*Goal*
Every entry below should be transcribed exactly; pictures stay out of the copy.

*Given information*
--
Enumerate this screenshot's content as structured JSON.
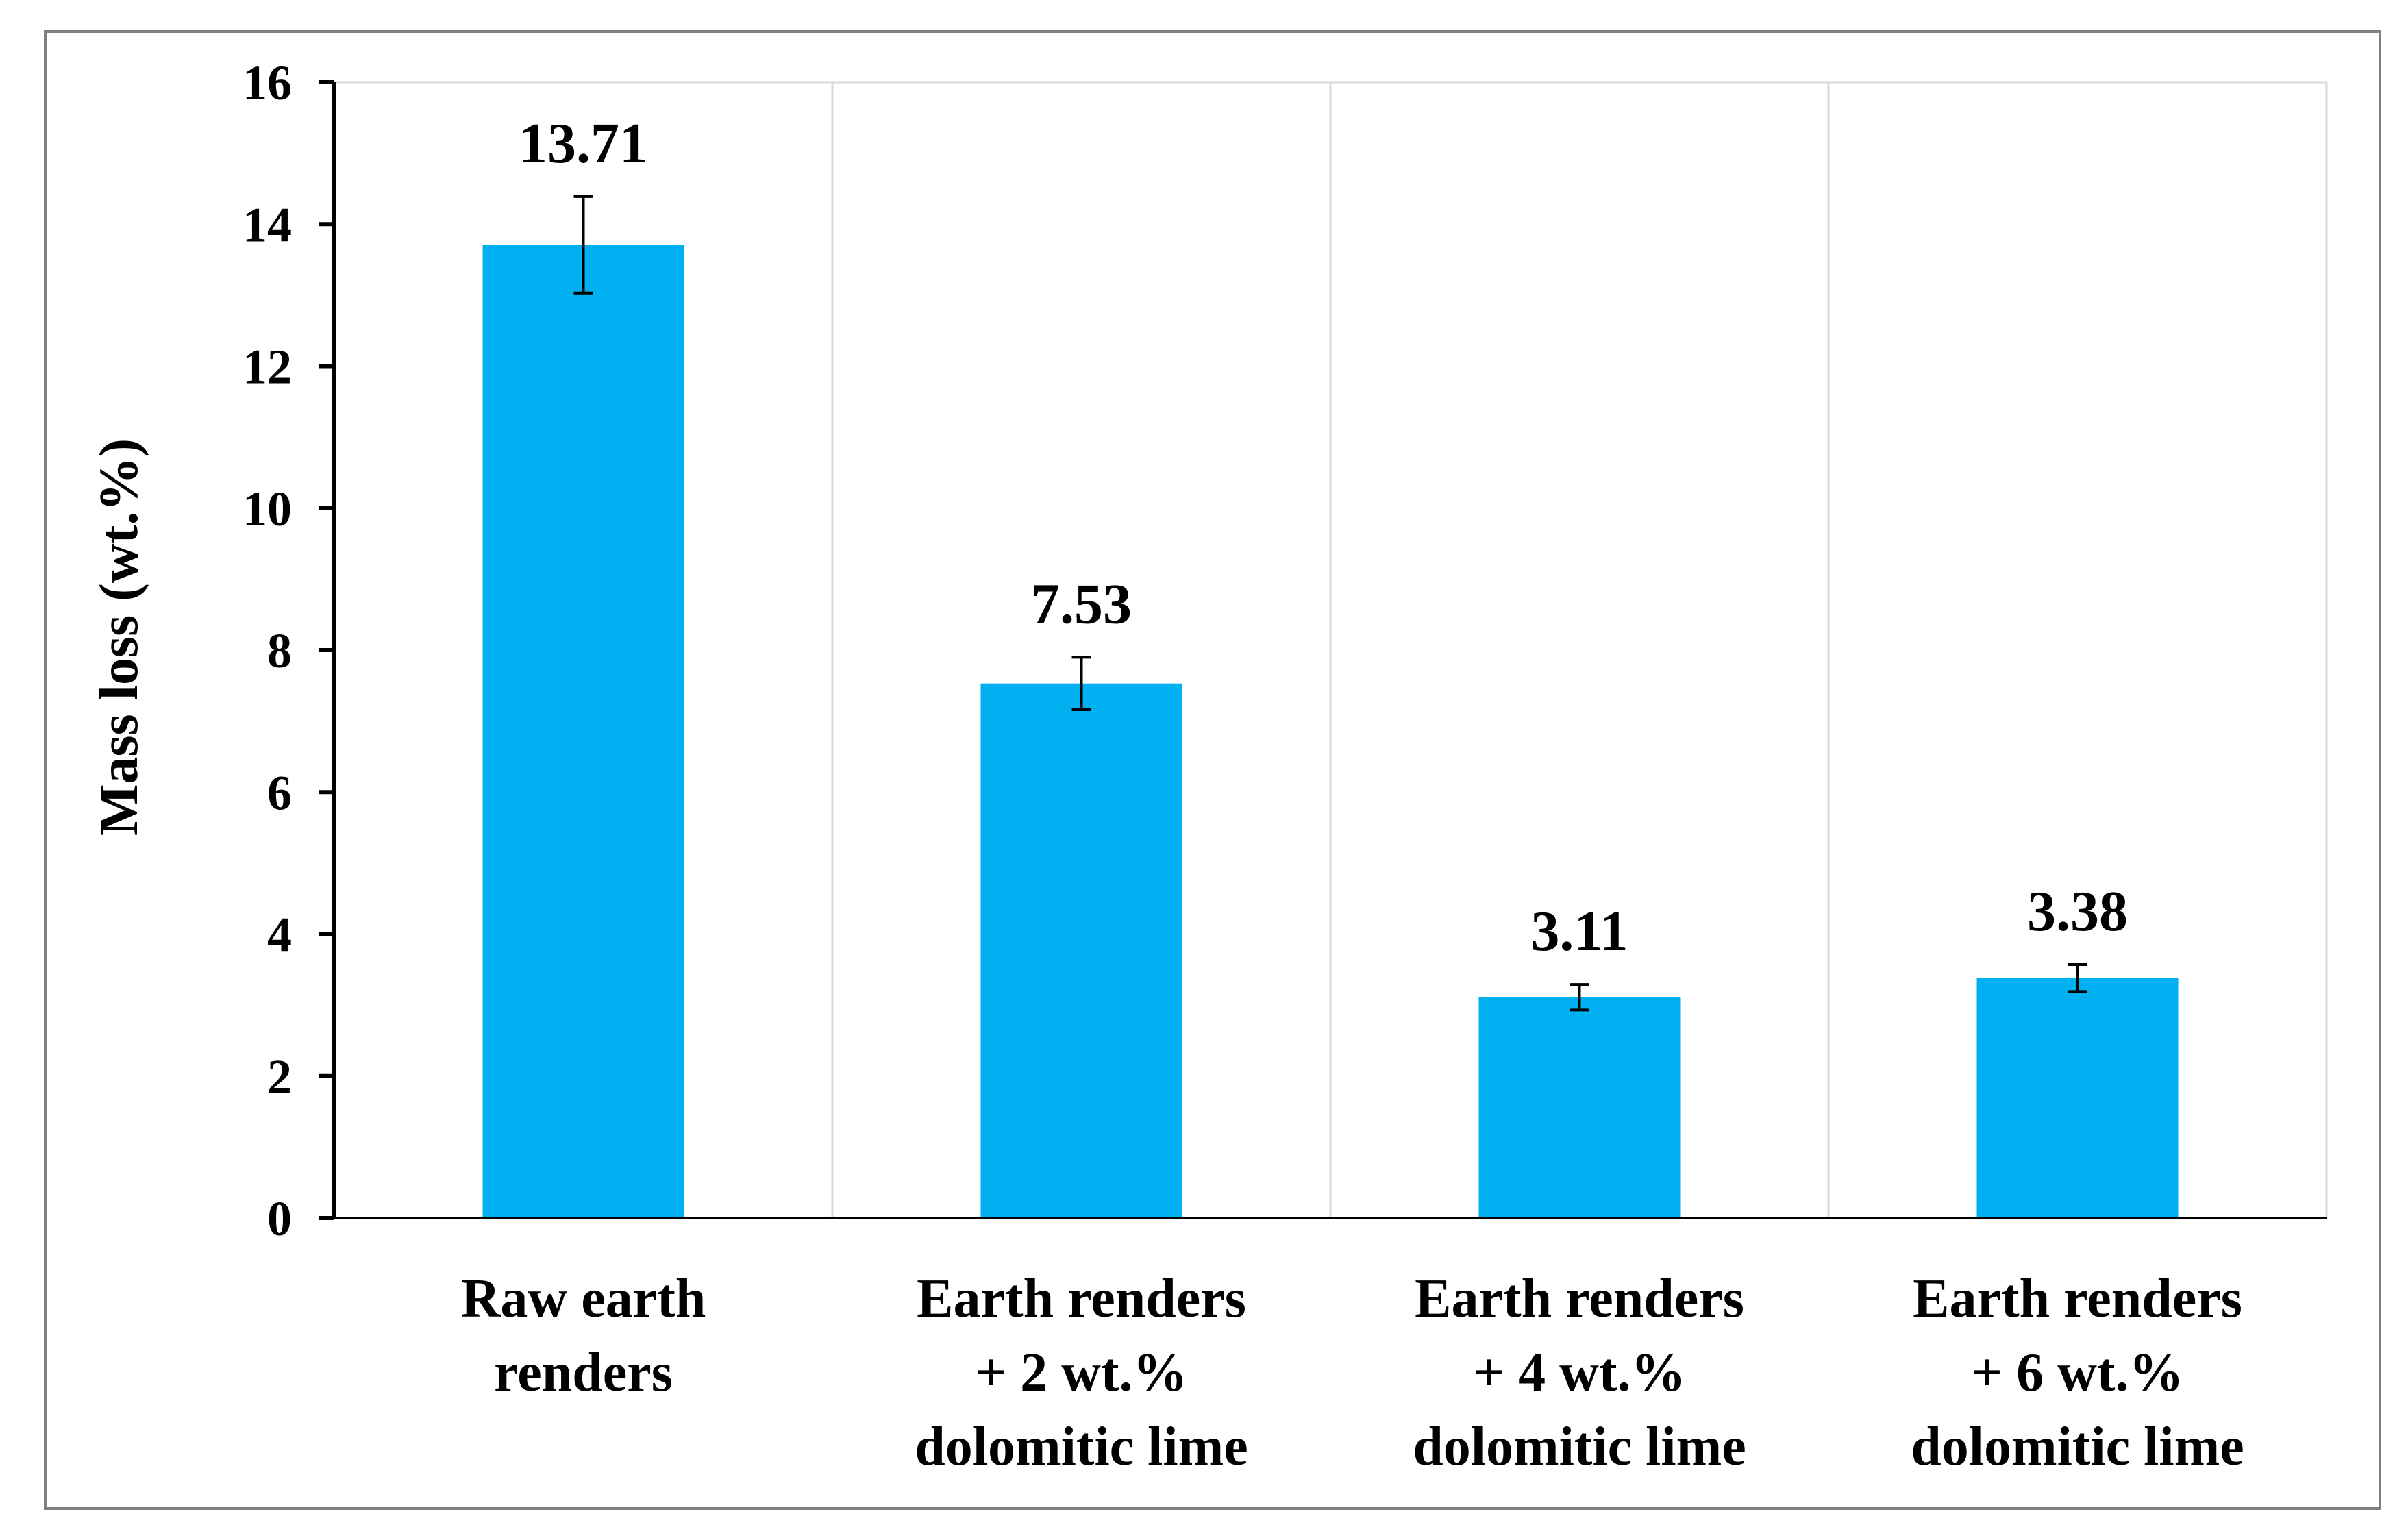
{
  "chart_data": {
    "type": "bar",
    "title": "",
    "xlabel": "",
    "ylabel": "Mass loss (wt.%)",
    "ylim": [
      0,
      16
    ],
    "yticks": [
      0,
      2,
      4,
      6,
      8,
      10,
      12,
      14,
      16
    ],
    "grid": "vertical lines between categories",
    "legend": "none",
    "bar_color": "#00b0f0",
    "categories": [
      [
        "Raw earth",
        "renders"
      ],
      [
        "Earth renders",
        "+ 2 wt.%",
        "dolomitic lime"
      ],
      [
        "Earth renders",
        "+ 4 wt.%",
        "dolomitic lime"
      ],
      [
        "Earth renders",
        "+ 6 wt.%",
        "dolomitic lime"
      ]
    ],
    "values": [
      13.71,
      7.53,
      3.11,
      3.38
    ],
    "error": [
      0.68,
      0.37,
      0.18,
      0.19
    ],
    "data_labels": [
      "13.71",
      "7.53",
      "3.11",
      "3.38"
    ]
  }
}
--
*Written answer*
Enumerate this screenshot's content as structured JSON.
{
  "chart_data": {
    "type": "bar",
    "title": "",
    "xlabel": "",
    "ylabel": "Mass loss (wt.%)",
    "ylim": [
      0,
      16
    ],
    "yticks": [
      0,
      2,
      4,
      6,
      8,
      10,
      12,
      14,
      16
    ],
    "grid": "vertical lines between categories",
    "legend": "none",
    "bar_color": "#00b0f0",
    "categories": [
      [
        "Raw earth",
        "renders"
      ],
      [
        "Earth renders",
        "+ 2 wt.%",
        "dolomitic lime"
      ],
      [
        "Earth renders",
        "+ 4 wt.%",
        "dolomitic lime"
      ],
      [
        "Earth renders",
        "+ 6 wt.%",
        "dolomitic lime"
      ]
    ],
    "values": [
      13.71,
      7.53,
      3.11,
      3.38
    ],
    "error": [
      0.68,
      0.37,
      0.18,
      0.19
    ],
    "data_labels": [
      "13.71",
      "7.53",
      "3.11",
      "3.38"
    ]
  }
}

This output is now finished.